───── EXTRACTED MATERIAL ─────

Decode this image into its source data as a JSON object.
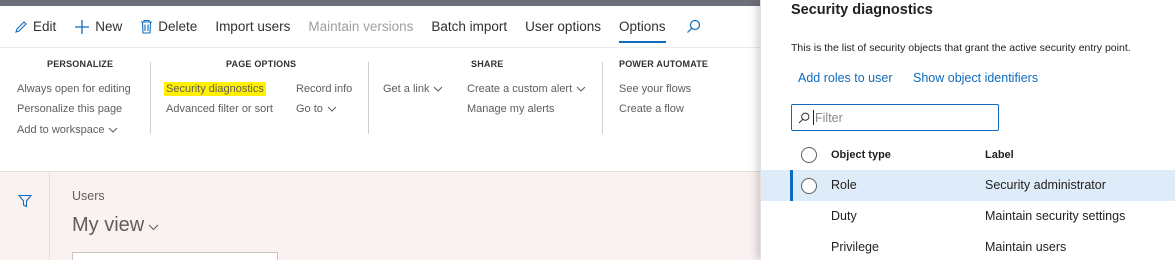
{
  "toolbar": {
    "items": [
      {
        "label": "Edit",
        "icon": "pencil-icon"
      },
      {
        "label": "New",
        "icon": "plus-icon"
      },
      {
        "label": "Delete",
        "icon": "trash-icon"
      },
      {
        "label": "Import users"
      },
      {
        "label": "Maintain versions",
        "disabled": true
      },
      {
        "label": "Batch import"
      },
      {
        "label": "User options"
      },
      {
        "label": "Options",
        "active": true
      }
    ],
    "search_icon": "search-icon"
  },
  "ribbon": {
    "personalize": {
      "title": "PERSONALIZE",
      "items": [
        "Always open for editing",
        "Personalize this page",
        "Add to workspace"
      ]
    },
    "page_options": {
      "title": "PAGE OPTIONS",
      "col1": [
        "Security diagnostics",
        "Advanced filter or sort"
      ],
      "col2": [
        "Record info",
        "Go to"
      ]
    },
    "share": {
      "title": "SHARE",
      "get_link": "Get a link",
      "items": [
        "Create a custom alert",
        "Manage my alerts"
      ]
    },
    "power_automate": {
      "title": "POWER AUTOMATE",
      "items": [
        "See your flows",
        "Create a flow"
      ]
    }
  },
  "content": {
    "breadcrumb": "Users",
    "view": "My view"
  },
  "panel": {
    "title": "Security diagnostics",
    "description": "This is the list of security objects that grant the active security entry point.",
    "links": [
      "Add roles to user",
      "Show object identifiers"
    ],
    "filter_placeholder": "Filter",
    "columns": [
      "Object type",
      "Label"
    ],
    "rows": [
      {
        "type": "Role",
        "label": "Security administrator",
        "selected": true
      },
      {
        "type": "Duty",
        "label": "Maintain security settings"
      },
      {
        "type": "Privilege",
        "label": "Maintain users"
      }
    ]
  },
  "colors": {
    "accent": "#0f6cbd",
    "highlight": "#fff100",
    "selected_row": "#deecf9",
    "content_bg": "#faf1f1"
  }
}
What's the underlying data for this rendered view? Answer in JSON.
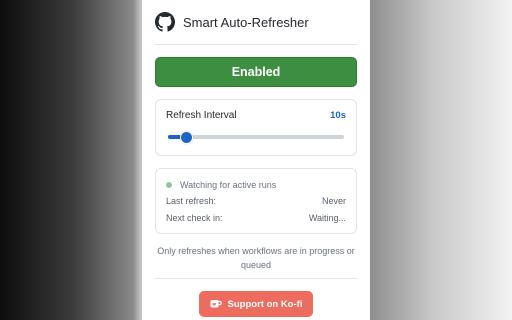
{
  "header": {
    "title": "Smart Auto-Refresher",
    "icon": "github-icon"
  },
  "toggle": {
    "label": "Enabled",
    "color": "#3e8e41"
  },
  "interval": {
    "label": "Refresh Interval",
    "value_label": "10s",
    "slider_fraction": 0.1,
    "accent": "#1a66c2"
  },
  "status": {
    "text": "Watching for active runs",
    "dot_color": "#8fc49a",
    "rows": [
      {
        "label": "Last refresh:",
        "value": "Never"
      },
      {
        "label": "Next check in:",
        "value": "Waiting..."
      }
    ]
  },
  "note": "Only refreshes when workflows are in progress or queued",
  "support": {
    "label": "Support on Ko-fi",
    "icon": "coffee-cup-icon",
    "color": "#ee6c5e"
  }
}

─────

EXERCISE DIRECTIONS
Gather each line from the listing above that holds "icon".

EXERCISE OUTPUT
        "icon": "pencil-icon"
        "icon": "plus-icon"
        "icon": "trash-icon"
    "search_icon": "search-icon"
    "icon": "github-icon"
    "icon": "coffee-cup-icon",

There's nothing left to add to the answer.